# Your goal:
Exactly reproduce the entries, dropping any pictures from your copy.

[Stored data entries]

# # # #

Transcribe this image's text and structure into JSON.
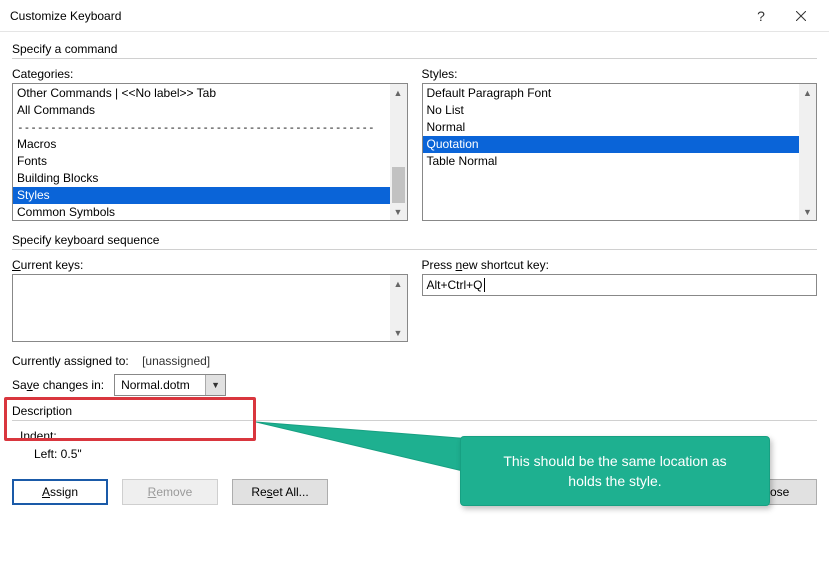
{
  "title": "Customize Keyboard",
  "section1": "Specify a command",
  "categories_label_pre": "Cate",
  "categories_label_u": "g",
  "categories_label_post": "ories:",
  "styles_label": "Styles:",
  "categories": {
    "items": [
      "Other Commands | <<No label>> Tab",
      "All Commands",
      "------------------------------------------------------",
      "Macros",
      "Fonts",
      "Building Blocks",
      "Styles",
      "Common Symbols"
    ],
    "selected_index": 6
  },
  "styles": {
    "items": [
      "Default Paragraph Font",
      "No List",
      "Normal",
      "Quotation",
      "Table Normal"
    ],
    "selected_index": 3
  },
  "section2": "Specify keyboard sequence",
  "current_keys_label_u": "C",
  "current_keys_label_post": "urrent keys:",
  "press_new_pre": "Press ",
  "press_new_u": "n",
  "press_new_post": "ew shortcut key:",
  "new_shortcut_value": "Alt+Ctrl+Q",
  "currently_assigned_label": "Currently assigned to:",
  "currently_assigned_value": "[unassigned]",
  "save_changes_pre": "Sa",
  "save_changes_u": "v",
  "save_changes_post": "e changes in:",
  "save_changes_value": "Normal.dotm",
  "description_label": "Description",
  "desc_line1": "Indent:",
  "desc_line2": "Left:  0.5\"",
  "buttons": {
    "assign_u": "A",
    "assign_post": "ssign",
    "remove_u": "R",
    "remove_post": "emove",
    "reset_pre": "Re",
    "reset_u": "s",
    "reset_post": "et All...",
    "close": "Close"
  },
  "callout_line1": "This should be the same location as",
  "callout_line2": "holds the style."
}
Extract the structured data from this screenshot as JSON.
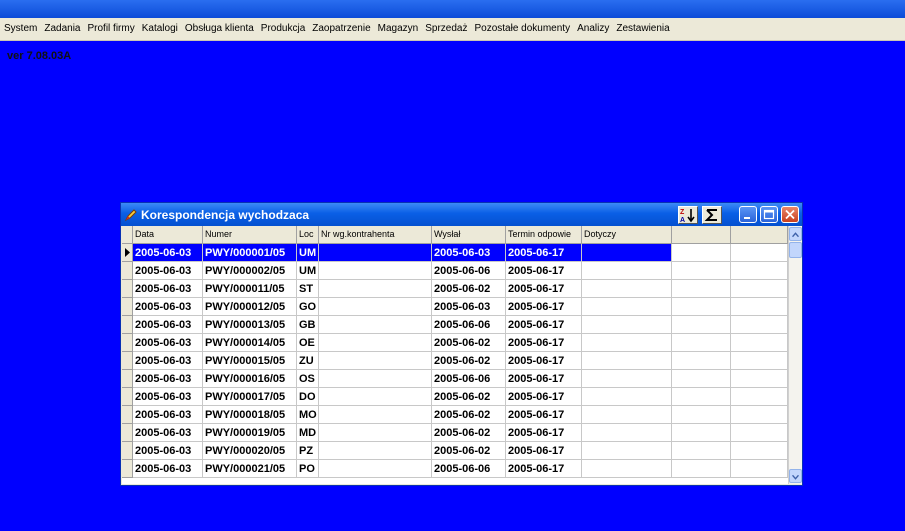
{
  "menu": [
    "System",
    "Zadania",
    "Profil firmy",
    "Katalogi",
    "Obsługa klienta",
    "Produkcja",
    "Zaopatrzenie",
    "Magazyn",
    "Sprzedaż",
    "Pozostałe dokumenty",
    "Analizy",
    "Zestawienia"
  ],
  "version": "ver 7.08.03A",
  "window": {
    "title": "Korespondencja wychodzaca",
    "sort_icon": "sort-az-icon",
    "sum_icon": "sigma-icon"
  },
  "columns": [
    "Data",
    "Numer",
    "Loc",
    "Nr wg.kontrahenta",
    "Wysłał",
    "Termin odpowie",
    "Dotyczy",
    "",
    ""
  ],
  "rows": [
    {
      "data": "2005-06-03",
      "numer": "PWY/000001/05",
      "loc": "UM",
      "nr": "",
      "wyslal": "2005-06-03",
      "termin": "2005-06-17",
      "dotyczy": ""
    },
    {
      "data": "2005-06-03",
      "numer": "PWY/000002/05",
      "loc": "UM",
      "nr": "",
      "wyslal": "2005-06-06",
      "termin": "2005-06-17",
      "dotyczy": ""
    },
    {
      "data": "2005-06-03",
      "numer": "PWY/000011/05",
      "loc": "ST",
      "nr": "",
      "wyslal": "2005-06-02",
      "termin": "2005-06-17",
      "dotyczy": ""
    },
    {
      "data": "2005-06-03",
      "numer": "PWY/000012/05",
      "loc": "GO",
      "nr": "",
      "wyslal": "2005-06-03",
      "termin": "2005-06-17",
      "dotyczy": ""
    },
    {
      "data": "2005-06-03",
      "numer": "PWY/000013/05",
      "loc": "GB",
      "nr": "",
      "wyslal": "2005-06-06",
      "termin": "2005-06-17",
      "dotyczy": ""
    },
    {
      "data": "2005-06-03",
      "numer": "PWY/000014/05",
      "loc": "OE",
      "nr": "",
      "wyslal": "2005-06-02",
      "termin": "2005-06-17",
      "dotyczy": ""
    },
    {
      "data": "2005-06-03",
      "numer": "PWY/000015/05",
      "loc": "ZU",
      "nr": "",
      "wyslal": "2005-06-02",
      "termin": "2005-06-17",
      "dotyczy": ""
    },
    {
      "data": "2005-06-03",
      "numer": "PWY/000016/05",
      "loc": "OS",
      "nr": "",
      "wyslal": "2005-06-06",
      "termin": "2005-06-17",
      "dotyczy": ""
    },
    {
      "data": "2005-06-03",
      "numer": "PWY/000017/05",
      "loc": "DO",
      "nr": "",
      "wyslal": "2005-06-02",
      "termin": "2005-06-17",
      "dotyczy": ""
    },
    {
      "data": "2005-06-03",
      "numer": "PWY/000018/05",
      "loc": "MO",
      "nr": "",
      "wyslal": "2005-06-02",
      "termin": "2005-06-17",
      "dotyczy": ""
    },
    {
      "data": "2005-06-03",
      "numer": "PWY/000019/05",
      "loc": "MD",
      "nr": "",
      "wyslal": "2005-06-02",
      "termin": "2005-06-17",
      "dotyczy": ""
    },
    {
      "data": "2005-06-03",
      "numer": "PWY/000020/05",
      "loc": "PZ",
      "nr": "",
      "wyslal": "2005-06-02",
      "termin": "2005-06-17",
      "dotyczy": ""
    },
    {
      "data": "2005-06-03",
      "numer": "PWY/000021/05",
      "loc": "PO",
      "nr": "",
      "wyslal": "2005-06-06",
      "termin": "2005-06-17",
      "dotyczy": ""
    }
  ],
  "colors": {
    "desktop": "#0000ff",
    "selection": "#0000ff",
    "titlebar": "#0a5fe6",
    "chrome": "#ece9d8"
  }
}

# # # #

# Final result:
Transcribe this image's text and structure into JSON.
{
  "title": "Customize Keyboard",
  "section1": "Specify a command",
  "categories_label_pre": "Cate",
  "categories_label_u": "g",
  "categories_label_post": "ories:",
  "styles_label": "Styles:",
  "categories": {
    "items": [
      "Other Commands | <<No label>> Tab",
      "All Commands",
      "------------------------------------------------------",
      "Macros",
      "Fonts",
      "Building Blocks",
      "Styles",
      "Common Symbols"
    ],
    "selected_index": 6
  },
  "styles": {
    "items": [
      "Default Paragraph Font",
      "No List",
      "Normal",
      "Quotation",
      "Table Normal"
    ],
    "selected_index": 3
  },
  "section2": "Specify keyboard sequence",
  "current_keys_label_u": "C",
  "current_keys_label_post": "urrent keys:",
  "press_new_pre": "Press ",
  "press_new_u": "n",
  "press_new_post": "ew shortcut key:",
  "new_shortcut_value": "Alt+Ctrl+Q",
  "currently_assigned_label": "Currently assigned to:",
  "currently_assigned_value": "[unassigned]",
  "save_changes_pre": "Sa",
  "save_changes_u": "v",
  "save_changes_post": "e changes in:",
  "save_changes_value": "Normal.dotm",
  "description_label": "Description",
  "desc_line1": "Indent:",
  "desc_line2": "Left:  0.5\"",
  "buttons": {
    "assign_u": "A",
    "assign_post": "ssign",
    "remove_u": "R",
    "remove_post": "emove",
    "reset_pre": "Re",
    "reset_u": "s",
    "reset_post": "et All...",
    "close": "Close"
  },
  "callout_line1": "This should be the same location as",
  "callout_line2": "holds the style."
}
Extract the structured data from this screenshot as JSON.
{
  "menu": [
    "System",
    "Zadania",
    "Profil firmy",
    "Katalogi",
    "Obsługa klienta",
    "Produkcja",
    "Zaopatrzenie",
    "Magazyn",
    "Sprzedaż",
    "Pozostałe dokumenty",
    "Analizy",
    "Zestawienia"
  ],
  "version": "ver 7.08.03A",
  "window": {
    "title": "Korespondencja wychodzaca",
    "sort_icon": "sort-az-icon",
    "sum_icon": "sigma-icon"
  },
  "columns": [
    "Data",
    "Numer",
    "Loc",
    "Nr wg.kontrahenta",
    "Wysłał",
    "Termin odpowie",
    "Dotyczy",
    "",
    ""
  ],
  "rows": [
    {
      "data": "2005-06-03",
      "numer": "PWY/000001/05",
      "loc": "UM",
      "nr": "",
      "wyslal": "2005-06-03",
      "termin": "2005-06-17",
      "dotyczy": ""
    },
    {
      "data": "2005-06-03",
      "numer": "PWY/000002/05",
      "loc": "UM",
      "nr": "",
      "wyslal": "2005-06-06",
      "termin": "2005-06-17",
      "dotyczy": ""
    },
    {
      "data": "2005-06-03",
      "numer": "PWY/000011/05",
      "loc": "ST",
      "nr": "",
      "wyslal": "2005-06-02",
      "termin": "2005-06-17",
      "dotyczy": ""
    },
    {
      "data": "2005-06-03",
      "numer": "PWY/000012/05",
      "loc": "GO",
      "nr": "",
      "wyslal": "2005-06-03",
      "termin": "2005-06-17",
      "dotyczy": ""
    },
    {
      "data": "2005-06-03",
      "numer": "PWY/000013/05",
      "loc": "GB",
      "nr": "",
      "wyslal": "2005-06-06",
      "termin": "2005-06-17",
      "dotyczy": ""
    },
    {
      "data": "2005-06-03",
      "numer": "PWY/000014/05",
      "loc": "OE",
      "nr": "",
      "wyslal": "2005-06-02",
      "termin": "2005-06-17",
      "dotyczy": ""
    },
    {
      "data": "2005-06-03",
      "numer": "PWY/000015/05",
      "loc": "ZU",
      "nr": "",
      "wyslal": "2005-06-02",
      "termin": "2005-06-17",
      "dotyczy": ""
    },
    {
      "data": "2005-06-03",
      "numer": "PWY/000016/05",
      "loc": "OS",
      "nr": "",
      "wyslal": "2005-06-06",
      "termin": "2005-06-17",
      "dotyczy": ""
    },
    {
      "data": "2005-06-03",
      "numer": "PWY/000017/05",
      "loc": "DO",
      "nr": "",
      "wyslal": "2005-06-02",
      "termin": "2005-06-17",
      "dotyczy": ""
    },
    {
      "data": "2005-06-03",
      "numer": "PWY/000018/05",
      "loc": "MO",
      "nr": "",
      "wyslal": "2005-06-02",
      "termin": "2005-06-17",
      "dotyczy": ""
    },
    {
      "data": "2005-06-03",
      "numer": "PWY/000019/05",
      "loc": "MD",
      "nr": "",
      "wyslal": "2005-06-02",
      "termin": "2005-06-17",
      "dotyczy": ""
    },
    {
      "data": "2005-06-03",
      "numer": "PWY/000020/05",
      "loc": "PZ",
      "nr": "",
      "wyslal": "2005-06-02",
      "termin": "2005-06-17",
      "dotyczy": ""
    },
    {
      "data": "2005-06-03",
      "numer": "PWY/000021/05",
      "loc": "PO",
      "nr": "",
      "wyslal": "2005-06-06",
      "termin": "2005-06-17",
      "dotyczy": ""
    }
  ],
  "colors": {
    "desktop": "#0000ff",
    "selection": "#0000ff",
    "titlebar": "#0a5fe6",
    "chrome": "#ece9d8"
  }
}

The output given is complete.